— start —
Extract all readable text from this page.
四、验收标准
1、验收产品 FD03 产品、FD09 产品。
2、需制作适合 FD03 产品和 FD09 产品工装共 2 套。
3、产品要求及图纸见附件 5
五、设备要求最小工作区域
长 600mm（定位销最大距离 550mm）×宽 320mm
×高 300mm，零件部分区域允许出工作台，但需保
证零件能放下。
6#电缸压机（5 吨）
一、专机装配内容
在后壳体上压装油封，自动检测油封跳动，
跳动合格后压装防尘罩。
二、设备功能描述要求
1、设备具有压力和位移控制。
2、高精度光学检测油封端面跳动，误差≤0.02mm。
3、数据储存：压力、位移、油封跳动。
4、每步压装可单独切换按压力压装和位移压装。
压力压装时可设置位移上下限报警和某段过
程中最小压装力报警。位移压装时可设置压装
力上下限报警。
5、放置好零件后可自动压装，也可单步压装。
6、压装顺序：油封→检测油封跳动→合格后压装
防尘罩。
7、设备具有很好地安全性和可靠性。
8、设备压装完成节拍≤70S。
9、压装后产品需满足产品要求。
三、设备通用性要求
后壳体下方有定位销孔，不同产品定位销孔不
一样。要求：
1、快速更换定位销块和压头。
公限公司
— end —
■ Problem details
Extract all of the data above and output it character for character.

■ Reply to the exercise
Extract all readable text from this page.
四、验收标准
1、验收产品 FD03 产品、FD09 产品。
2、需制作适合 FD03 产品和 FD09 产品工装共 2 套。
3、产品要求及图纸见附件 5
五、设备要求最小工作区域
长 600mm（定位销最大距离 550mm）×宽 320mm
×高 300mm，零件部分区域允许出工作台，但需保
证零件能放下。
6#电缸压机（5 吨）
一、专机装配内容
在后壳体上压装油封，自动检测油封跳动，
跳动合格后压装防尘罩。
二、设备功能描述要求
1、设备具有压力和位移控制。
2、高精度光学检测油封端面跳动，误差≤0.02mm。
3、数据储存：压力、位移、油封跳动。
4、每步压装可单独切换按压力压装和位移压装。
压力压装时可设置位移上下限报警和某段过
程中最小压装力报警。位移压装时可设置压装
力上下限报警。
5、放置好零件后可自动压装，也可单步压装。
6、压装顺序：油封→检测油封跳动→合格后压装
防尘罩。
7、设备具有很好地安全性和可靠性。
8、设备压装完成节拍≤70S。
9、压装后产品需满足产品要求。
三、设备通用性要求
后壳体下方有定位销孔，不同产品定位销孔不
一样。要求：
1、快速更换定位销块和压头。
公限公司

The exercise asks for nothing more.